▸ AIM OF THE EXERCISE: Find each line that has the string "here" and give the total, with nothing else.

Extracted data entries
________________

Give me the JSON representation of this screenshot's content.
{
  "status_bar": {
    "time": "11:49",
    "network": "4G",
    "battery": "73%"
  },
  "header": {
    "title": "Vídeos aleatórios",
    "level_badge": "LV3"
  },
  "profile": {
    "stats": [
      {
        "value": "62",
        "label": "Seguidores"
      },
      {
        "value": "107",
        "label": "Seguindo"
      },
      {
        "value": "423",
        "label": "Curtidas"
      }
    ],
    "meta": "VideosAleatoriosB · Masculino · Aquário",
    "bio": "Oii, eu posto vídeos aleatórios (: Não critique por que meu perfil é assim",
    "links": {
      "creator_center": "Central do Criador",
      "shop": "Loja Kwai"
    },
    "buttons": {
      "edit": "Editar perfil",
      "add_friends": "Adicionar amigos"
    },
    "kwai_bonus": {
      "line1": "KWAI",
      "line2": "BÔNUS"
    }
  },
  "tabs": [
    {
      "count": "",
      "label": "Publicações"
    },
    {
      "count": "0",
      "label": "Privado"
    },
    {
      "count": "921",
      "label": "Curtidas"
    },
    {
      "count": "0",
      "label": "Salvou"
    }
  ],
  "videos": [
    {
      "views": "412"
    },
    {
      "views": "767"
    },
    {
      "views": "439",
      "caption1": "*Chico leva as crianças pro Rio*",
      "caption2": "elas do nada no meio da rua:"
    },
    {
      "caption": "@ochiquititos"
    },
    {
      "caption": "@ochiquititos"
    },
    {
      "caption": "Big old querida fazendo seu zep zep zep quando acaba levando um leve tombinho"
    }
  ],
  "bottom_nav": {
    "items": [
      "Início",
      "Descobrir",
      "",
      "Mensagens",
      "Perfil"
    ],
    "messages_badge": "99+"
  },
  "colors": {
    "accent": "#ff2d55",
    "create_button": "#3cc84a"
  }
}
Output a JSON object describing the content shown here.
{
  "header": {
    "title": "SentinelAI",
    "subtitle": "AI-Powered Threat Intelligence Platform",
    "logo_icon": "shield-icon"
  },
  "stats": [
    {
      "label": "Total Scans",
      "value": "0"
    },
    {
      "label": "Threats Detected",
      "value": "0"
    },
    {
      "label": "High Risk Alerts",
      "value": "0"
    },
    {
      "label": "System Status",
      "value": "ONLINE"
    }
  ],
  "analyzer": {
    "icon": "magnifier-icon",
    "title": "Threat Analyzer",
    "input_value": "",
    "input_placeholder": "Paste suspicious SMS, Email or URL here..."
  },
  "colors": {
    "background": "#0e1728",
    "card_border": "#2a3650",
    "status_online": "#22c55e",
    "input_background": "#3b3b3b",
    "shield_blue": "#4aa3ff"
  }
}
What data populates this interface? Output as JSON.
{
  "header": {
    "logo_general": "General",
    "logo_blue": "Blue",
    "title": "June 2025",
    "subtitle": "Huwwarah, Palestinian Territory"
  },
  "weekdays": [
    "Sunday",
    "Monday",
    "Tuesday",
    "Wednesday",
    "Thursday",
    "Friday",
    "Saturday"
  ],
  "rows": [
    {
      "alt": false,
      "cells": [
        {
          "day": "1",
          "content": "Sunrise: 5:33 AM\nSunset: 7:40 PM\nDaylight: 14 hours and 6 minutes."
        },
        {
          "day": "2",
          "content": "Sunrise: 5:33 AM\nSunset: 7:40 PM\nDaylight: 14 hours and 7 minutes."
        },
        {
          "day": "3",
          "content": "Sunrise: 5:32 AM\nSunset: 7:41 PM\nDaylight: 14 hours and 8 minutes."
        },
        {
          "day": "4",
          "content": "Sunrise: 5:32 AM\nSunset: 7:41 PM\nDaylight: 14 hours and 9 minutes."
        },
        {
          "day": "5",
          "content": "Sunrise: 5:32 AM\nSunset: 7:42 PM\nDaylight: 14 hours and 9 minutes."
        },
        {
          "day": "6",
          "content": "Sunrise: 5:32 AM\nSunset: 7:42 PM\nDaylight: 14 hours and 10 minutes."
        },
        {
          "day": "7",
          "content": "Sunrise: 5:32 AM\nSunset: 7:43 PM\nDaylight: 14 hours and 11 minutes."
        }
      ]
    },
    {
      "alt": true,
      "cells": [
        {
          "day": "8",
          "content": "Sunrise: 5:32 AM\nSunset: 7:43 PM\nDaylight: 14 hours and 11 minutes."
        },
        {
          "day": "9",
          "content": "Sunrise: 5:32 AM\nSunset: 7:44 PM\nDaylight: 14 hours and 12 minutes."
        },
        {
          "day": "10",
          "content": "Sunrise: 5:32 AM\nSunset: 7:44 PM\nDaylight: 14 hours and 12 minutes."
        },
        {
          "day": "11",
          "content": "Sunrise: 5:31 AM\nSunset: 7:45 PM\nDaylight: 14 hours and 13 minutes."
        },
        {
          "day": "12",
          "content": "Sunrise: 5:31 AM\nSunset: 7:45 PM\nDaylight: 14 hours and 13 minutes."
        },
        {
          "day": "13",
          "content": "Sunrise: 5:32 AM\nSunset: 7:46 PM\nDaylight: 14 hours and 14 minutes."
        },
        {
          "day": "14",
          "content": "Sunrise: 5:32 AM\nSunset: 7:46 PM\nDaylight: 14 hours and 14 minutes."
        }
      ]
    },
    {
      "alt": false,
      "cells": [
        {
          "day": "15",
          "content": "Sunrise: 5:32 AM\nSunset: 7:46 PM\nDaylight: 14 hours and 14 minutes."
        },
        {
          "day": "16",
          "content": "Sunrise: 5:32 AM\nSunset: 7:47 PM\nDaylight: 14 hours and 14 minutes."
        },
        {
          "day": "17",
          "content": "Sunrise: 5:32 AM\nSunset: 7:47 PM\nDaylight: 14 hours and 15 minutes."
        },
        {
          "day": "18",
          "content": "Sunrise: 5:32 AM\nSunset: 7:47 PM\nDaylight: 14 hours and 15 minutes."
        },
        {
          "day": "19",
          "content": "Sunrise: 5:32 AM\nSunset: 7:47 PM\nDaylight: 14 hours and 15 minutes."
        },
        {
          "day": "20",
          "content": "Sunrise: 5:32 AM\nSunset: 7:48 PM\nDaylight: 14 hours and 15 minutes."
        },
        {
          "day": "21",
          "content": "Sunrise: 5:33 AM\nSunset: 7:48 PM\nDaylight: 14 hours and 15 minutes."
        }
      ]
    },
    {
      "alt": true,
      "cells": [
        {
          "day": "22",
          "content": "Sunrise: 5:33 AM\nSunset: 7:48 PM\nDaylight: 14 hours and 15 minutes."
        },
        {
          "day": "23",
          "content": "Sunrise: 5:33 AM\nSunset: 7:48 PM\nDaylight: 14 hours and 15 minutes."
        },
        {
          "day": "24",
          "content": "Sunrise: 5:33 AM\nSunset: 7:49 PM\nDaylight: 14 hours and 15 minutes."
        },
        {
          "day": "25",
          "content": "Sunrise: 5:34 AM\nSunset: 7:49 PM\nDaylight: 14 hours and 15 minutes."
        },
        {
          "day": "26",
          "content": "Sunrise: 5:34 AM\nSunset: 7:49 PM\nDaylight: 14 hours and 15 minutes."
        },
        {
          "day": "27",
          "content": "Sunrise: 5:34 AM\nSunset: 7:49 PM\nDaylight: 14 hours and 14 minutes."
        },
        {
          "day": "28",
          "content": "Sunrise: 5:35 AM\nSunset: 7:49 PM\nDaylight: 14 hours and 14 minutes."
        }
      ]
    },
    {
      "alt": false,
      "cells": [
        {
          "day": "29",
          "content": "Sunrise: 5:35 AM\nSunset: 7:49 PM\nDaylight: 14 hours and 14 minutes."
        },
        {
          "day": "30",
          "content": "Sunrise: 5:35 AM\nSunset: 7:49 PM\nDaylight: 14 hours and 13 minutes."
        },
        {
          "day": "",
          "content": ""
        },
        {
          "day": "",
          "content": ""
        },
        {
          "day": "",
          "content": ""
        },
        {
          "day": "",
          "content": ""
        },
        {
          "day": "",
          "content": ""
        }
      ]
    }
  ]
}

________________

▸ COMPLETE RESPONSE: 2